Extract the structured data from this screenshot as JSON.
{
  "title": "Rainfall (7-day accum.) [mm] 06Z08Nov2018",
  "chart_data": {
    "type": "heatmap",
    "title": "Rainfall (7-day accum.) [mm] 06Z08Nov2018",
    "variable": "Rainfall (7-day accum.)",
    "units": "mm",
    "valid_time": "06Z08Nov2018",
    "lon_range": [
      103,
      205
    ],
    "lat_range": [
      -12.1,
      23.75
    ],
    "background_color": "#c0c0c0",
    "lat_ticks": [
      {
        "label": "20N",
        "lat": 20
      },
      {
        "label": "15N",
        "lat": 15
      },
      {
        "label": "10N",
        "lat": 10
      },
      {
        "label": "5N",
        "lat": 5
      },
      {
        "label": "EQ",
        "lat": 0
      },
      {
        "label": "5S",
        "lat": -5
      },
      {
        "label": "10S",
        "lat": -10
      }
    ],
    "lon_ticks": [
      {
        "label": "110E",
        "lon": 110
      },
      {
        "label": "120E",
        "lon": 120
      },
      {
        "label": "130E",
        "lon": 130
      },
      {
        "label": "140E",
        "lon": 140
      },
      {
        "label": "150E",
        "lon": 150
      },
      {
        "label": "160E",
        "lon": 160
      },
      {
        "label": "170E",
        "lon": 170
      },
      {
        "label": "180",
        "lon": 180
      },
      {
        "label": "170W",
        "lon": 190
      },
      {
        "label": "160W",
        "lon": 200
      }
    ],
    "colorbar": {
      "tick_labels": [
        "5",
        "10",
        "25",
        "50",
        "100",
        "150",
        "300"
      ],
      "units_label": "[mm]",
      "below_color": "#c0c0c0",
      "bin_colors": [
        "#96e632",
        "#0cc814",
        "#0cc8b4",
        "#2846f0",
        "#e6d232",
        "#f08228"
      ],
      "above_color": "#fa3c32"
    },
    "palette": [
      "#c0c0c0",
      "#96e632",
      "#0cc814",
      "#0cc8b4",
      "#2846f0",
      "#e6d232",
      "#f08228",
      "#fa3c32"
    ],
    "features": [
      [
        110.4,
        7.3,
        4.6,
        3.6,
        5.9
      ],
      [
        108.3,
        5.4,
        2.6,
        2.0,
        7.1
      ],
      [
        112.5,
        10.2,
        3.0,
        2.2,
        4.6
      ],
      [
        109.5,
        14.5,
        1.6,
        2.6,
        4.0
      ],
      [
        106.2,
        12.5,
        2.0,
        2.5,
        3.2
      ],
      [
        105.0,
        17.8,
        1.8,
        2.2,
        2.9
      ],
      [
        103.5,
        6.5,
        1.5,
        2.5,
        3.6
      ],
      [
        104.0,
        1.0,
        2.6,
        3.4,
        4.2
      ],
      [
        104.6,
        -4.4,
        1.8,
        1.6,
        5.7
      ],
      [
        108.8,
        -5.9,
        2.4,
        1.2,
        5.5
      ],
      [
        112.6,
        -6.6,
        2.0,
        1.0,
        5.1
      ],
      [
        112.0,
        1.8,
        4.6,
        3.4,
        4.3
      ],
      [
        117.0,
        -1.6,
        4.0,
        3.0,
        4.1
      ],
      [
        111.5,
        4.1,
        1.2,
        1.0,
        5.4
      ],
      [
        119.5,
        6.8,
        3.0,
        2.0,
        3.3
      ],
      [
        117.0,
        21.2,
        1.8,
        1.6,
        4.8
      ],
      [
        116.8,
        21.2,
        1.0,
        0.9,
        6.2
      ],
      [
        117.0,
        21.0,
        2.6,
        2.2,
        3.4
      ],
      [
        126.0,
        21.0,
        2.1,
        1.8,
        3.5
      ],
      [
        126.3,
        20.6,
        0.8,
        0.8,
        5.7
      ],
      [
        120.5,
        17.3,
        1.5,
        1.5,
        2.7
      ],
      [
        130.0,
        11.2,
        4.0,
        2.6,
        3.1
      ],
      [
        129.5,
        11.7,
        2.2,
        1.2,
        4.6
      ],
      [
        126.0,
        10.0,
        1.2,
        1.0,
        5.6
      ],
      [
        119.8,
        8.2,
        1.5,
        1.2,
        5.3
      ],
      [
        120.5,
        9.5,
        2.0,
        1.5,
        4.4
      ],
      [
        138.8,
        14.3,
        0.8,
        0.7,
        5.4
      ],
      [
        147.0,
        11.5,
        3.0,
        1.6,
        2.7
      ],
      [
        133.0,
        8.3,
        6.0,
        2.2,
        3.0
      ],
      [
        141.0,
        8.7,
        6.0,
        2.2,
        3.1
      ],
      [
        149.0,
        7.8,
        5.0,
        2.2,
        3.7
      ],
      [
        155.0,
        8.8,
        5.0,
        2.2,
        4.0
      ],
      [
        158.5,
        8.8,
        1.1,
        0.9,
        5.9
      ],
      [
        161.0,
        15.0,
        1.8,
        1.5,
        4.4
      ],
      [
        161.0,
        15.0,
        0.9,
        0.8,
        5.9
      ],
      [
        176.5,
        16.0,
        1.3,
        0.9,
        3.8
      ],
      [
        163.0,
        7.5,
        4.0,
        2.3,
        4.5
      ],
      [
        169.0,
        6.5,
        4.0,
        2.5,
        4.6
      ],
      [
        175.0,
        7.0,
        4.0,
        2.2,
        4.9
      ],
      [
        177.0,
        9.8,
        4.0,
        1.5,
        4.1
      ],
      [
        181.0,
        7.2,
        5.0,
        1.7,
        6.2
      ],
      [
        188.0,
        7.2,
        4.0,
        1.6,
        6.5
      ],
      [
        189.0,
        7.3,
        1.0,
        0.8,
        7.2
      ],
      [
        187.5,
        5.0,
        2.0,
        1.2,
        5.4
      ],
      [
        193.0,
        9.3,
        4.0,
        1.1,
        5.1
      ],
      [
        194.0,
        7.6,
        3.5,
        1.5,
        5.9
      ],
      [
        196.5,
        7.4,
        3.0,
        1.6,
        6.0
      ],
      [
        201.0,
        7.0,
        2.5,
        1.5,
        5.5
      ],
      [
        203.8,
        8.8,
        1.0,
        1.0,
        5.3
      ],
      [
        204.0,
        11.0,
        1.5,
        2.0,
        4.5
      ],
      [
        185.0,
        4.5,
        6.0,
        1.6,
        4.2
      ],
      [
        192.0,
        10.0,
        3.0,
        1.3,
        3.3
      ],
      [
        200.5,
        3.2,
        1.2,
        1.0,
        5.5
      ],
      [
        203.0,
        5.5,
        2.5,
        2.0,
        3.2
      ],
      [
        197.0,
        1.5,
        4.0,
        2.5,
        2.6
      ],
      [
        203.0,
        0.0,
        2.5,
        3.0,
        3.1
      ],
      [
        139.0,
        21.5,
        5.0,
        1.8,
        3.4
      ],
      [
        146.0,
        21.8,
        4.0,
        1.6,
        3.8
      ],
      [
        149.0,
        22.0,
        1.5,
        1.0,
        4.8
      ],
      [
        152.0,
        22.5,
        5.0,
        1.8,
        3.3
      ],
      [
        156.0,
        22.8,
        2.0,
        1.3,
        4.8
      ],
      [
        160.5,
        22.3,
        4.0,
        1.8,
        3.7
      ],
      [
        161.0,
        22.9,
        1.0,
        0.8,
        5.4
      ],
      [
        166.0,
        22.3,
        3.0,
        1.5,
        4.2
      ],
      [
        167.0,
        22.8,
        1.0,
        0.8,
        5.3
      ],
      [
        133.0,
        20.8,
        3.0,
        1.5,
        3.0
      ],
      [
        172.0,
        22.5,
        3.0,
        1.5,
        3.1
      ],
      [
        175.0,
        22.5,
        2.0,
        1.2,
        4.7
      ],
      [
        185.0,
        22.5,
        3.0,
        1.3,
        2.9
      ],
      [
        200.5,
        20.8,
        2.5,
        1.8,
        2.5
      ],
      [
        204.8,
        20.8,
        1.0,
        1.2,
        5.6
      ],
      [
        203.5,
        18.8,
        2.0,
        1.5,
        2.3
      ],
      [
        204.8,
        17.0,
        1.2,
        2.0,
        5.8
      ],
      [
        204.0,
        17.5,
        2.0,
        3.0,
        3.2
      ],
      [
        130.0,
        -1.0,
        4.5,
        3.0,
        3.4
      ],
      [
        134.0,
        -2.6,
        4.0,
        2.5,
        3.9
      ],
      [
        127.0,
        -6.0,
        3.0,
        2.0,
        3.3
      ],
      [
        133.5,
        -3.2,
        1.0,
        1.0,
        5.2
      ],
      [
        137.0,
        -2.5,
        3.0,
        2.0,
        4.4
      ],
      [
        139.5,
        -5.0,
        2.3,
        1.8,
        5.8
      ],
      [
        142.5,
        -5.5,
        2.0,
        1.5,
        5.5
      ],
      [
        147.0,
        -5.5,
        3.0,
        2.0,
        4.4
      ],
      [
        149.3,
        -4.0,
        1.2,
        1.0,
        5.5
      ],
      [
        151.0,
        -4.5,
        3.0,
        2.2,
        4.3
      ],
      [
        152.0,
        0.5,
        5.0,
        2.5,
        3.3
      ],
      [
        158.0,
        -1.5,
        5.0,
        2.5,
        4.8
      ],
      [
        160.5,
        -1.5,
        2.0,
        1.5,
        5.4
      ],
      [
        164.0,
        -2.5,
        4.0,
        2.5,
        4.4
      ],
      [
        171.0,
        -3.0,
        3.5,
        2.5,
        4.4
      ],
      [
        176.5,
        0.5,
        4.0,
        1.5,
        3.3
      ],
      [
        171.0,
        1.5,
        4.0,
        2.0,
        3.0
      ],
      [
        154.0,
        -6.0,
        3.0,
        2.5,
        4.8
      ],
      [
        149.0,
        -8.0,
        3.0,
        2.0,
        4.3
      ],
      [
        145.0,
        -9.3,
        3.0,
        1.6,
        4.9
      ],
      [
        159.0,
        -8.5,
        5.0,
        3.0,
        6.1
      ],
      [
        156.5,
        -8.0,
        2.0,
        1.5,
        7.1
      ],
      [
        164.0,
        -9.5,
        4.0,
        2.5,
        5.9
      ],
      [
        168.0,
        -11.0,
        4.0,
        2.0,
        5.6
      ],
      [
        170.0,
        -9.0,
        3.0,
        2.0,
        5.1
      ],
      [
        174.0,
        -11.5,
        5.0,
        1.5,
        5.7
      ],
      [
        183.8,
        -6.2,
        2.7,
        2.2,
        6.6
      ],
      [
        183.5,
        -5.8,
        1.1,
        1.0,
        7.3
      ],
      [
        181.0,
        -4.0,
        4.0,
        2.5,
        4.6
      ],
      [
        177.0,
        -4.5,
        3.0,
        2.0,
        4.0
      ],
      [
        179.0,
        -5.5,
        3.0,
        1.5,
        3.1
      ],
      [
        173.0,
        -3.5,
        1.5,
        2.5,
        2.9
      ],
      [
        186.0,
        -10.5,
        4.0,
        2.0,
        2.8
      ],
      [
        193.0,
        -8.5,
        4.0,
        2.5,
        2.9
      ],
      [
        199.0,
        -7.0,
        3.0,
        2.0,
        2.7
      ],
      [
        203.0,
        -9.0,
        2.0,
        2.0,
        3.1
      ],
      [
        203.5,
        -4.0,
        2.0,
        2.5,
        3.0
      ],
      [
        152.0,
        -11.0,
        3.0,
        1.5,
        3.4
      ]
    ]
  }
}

### [Directive]
Count each line above in which the string "Rainfall" appears, then state only the total.

### [Result for this task]
3